### [Problem to solve]
Going through the data below, please show each line containing the string "sulla".

### [The data]
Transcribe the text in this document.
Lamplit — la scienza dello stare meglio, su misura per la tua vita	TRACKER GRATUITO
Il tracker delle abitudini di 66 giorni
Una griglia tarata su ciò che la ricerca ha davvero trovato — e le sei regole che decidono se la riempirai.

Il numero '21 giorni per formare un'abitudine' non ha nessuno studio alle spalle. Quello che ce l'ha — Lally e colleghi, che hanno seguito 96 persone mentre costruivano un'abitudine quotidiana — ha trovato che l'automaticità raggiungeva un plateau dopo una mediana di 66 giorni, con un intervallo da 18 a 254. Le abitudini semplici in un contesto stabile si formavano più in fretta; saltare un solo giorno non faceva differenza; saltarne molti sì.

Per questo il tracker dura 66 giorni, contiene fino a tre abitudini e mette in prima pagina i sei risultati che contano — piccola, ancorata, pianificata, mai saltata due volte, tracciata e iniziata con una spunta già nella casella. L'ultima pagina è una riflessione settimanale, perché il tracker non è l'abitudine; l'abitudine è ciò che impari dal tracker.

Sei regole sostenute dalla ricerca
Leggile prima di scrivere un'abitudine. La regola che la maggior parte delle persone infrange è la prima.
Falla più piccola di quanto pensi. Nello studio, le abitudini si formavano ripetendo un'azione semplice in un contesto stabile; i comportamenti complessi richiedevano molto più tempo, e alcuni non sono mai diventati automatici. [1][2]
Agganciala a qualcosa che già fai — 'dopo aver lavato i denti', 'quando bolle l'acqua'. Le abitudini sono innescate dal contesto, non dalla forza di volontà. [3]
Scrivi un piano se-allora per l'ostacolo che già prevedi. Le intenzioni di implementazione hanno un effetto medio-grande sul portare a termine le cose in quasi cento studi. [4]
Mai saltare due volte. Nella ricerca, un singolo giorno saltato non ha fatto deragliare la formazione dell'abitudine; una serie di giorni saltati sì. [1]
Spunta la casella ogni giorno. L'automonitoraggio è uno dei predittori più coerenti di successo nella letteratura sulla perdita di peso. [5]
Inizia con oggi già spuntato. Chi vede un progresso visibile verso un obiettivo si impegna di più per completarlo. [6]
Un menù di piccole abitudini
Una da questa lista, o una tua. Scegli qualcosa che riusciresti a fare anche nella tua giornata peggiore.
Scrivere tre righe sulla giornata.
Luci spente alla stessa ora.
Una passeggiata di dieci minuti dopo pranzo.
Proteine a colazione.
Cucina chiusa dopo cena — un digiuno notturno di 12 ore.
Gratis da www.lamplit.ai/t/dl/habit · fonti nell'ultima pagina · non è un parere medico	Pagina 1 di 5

### [Result below]
Spunta la casella ogni giorno. L'automonitoraggio è uno dei predittori più coerenti di successo nella letteratura sulla perdita di peso. [5]
Scrivere tre righe sulla giornata.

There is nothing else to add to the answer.